▶ [YOUR OBJECTIVE] Repeat word for word everything from the line containing "What text is on this page?" to the end of the listing, first and last lines included, and only that.
##### RECORDED DATA
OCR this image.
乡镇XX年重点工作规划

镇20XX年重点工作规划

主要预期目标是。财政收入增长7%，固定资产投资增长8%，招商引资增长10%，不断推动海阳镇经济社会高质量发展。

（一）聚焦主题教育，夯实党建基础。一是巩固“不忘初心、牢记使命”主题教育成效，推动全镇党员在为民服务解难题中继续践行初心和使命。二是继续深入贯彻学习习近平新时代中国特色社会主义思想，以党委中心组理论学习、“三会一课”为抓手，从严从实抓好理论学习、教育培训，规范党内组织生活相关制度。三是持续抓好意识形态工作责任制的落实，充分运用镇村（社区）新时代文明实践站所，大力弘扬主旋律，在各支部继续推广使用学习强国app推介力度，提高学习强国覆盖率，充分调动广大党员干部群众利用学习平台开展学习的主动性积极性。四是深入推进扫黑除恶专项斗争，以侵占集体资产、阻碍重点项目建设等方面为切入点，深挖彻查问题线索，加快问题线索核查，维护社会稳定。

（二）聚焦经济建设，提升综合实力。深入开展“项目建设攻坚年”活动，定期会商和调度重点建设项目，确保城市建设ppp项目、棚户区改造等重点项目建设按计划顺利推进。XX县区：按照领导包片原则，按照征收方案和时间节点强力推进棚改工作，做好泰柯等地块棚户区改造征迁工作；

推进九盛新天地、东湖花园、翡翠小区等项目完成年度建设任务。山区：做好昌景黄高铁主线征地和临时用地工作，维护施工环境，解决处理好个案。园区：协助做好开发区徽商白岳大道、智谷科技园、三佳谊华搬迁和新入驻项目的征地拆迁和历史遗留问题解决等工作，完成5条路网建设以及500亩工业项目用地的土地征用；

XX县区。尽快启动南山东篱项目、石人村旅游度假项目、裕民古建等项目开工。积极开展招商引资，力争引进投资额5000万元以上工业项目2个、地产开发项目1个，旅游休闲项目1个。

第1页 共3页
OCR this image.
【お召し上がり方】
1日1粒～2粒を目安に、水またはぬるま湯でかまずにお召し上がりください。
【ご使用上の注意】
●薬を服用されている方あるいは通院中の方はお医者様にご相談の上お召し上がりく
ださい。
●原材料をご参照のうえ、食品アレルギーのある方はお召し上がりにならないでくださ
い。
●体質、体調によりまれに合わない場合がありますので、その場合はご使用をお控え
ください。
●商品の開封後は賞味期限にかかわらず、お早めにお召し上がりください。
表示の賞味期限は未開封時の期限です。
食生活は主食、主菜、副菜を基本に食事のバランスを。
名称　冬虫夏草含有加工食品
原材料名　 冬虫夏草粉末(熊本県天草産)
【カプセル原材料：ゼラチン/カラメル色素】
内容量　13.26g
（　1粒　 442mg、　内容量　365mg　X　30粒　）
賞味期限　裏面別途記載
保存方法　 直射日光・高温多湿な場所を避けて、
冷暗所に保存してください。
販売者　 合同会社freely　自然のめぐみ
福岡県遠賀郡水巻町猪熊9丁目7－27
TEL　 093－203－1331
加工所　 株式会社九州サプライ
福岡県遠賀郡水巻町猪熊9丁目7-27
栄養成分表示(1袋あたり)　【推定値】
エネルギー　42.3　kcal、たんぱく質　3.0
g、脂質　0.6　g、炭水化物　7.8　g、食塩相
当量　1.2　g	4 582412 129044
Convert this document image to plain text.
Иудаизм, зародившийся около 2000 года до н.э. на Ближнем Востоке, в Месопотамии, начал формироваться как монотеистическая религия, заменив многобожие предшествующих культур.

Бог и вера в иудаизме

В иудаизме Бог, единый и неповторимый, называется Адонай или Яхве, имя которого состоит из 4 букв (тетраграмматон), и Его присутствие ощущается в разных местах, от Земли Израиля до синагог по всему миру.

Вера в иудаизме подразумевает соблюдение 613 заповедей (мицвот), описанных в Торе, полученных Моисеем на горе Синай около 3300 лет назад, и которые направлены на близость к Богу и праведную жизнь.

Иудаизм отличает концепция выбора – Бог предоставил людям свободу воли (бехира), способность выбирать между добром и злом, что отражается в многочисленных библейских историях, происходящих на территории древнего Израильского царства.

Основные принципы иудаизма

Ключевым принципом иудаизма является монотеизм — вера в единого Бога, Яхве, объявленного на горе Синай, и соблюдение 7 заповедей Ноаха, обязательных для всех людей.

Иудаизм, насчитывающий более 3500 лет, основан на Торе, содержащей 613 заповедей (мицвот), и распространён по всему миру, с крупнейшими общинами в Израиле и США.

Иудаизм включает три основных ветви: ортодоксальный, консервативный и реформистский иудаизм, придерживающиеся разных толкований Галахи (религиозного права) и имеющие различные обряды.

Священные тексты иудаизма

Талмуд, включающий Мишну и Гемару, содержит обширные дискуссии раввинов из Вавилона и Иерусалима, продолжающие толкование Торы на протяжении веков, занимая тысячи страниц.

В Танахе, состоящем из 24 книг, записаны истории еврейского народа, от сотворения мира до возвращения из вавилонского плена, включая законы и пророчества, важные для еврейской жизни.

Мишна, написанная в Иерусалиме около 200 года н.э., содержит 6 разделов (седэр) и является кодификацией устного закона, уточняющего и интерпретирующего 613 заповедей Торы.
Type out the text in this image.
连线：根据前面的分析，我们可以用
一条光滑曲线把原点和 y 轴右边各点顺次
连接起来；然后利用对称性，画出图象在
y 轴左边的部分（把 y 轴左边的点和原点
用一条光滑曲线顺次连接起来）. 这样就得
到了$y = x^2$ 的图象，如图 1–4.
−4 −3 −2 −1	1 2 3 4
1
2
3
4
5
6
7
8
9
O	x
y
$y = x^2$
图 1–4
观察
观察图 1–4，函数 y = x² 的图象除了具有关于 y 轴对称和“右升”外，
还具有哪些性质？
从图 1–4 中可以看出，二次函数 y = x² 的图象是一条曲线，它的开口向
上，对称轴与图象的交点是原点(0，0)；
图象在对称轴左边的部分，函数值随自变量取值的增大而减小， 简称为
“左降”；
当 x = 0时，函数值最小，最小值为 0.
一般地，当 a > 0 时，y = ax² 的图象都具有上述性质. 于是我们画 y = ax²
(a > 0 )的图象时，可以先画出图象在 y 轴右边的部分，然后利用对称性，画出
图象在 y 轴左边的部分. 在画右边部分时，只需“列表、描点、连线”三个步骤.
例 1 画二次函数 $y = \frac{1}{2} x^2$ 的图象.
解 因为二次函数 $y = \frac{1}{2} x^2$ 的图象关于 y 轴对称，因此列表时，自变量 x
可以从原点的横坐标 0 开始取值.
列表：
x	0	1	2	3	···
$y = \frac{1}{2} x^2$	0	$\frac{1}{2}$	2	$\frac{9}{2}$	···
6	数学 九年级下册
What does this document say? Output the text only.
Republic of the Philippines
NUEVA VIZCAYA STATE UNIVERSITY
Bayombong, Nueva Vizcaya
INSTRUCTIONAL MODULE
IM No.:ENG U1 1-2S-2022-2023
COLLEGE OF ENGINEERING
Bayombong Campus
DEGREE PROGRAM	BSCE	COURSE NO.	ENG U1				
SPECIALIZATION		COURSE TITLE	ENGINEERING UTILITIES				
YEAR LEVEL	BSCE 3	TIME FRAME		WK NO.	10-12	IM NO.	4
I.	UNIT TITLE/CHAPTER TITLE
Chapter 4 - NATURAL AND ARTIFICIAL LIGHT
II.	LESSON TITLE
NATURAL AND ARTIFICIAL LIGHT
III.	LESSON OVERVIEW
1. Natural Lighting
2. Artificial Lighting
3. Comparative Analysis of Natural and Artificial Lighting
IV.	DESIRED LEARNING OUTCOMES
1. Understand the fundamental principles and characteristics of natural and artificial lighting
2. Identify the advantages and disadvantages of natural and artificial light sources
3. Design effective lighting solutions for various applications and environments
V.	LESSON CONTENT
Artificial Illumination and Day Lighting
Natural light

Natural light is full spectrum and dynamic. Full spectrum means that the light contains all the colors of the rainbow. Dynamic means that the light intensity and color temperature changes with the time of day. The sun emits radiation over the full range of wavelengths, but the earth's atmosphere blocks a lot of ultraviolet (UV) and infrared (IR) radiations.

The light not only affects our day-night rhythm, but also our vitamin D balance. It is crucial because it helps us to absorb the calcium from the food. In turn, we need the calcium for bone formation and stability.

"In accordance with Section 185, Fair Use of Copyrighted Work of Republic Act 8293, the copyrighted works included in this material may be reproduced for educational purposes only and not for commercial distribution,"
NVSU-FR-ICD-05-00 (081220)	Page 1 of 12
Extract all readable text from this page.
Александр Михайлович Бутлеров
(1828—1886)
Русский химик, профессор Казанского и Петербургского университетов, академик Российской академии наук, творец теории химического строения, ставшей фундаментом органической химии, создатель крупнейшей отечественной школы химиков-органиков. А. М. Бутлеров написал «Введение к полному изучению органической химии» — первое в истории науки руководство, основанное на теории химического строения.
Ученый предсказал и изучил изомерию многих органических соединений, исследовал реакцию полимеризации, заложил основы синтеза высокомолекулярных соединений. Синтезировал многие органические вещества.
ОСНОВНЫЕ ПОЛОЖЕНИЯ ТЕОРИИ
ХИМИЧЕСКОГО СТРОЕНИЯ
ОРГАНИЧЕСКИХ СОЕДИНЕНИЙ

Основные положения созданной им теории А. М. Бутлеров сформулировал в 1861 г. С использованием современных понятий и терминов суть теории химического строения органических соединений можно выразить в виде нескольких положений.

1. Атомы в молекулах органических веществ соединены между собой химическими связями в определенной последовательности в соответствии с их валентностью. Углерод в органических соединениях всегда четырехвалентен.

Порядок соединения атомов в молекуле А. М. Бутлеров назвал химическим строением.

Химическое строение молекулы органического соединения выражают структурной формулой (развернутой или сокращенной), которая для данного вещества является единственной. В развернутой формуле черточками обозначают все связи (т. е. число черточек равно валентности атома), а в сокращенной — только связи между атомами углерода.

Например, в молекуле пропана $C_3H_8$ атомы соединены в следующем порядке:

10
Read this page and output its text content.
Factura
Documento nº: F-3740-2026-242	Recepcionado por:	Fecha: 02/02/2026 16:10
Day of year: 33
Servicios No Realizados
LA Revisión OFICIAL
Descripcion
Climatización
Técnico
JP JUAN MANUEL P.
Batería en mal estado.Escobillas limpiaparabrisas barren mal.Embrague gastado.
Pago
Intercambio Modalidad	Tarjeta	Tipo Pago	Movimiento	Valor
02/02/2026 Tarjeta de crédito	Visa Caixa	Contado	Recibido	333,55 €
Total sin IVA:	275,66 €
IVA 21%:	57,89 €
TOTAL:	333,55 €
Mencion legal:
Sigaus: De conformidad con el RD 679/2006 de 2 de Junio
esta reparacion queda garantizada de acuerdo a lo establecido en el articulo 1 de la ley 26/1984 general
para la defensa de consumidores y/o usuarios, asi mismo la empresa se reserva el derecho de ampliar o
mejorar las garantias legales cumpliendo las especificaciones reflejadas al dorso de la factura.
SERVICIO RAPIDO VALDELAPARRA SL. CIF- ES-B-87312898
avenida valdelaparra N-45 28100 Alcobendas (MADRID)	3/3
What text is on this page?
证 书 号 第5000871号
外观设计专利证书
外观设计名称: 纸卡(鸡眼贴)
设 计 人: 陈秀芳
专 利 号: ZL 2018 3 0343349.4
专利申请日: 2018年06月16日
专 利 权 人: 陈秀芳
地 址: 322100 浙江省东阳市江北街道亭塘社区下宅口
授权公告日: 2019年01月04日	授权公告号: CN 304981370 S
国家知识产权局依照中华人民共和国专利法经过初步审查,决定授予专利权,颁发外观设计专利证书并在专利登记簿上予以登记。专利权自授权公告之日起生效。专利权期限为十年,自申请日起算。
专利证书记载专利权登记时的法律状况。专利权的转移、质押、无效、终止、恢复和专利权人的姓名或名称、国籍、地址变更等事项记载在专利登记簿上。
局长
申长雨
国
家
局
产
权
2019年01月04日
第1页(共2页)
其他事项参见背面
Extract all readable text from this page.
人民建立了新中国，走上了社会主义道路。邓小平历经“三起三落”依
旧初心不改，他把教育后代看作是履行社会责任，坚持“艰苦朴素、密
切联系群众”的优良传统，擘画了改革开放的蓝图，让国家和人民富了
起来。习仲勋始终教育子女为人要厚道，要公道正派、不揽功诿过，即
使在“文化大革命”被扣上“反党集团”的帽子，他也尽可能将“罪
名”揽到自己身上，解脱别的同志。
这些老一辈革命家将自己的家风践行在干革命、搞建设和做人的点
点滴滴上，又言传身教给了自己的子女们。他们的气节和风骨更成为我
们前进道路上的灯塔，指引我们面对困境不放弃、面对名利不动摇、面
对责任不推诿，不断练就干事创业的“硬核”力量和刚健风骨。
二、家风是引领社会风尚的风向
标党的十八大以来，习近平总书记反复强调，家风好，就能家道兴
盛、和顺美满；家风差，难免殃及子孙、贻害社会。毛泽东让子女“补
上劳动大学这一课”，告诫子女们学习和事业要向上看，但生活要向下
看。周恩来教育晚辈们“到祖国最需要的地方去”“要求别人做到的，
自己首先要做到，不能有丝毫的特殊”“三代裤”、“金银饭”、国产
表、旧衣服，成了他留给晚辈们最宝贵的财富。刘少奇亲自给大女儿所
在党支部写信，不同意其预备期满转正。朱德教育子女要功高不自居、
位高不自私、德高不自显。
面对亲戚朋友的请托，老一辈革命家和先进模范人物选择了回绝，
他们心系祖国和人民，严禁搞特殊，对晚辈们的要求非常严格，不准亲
##########
▶ [THE REPLY]
What text is on this page?
证 书 号 第5000871号
外观设计专利证书
外观设计名称: 纸卡(鸡眼贴)
设 计 人: 陈秀芳
专 利 号: ZL 2018 3 0343349.4
专利申请日: 2018年06月16日
专 利 权 人: 陈秀芳
地 址: 322100 浙江省东阳市江北街道亭塘社区下宅口
授权公告日: 2019年01月04日	授权公告号: CN 304981370 S
国家知识产权局依照中华人民共和国专利法经过初步审查,决定授予专利权,颁发外观设计专利证书并在专利登记簿上予以登记。专利权自授权公告之日起生效。专利权期限为十年,自申请日起算。
专利证书记载专利权登记时的法律状况。专利权的转移、质押、无效、终止、恢复和专利权人的姓名或名称、国籍、地址变更等事项记载在专利登记簿上。
局长
申长雨
国
家
局
产
权
2019年01月04日
第1页(共2页)
其他事项参见背面
Extract all readable text from this page.
人民建立了新中国，走上了社会主义道路。邓小平历经“三起三落”依
旧初心不改，他把教育后代看作是履行社会责任，坚持“艰苦朴素、密
切联系群众”的优良传统，擘画了改革开放的蓝图，让国家和人民富了
起来。习仲勋始终教育子女为人要厚道，要公道正派、不揽功诿过，即
使在“文化大革命”被扣上“反党集团”的帽子，他也尽可能将“罪
名”揽到自己身上，解脱别的同志。
这些老一辈革命家将自己的家风践行在干革命、搞建设和做人的点
点滴滴上，又言传身教给了自己的子女们。他们的气节和风骨更成为我
们前进道路上的灯塔，指引我们面对困境不放弃、面对名利不动摇、面
对责任不推诿，不断练就干事创业的“硬核”力量和刚健风骨。
二、家风是引领社会风尚的风向
标党的十八大以来，习近平总书记反复强调，家风好，就能家道兴
盛、和顺美满；家风差，难免殃及子孙、贻害社会。毛泽东让子女“补
上劳动大学这一课”，告诫子女们学习和事业要向上看，但生活要向下
看。周恩来教育晚辈们“到祖国最需要的地方去”“要求别人做到的，
自己首先要做到，不能有丝毫的特殊”“三代裤”、“金银饭”、国产
表、旧衣服，成了他留给晚辈们最宝贵的财富。刘少奇亲自给大女儿所
在党支部写信，不同意其预备期满转正。朱德教育子女要功高不自居、
位高不自私、德高不自显。
面对亲戚朋友的请托，老一辈革命家和先进模范人物选择了回绝，
他们心系祖国和人民，严禁搞特殊，对晚辈们的要求非常严格，不准亲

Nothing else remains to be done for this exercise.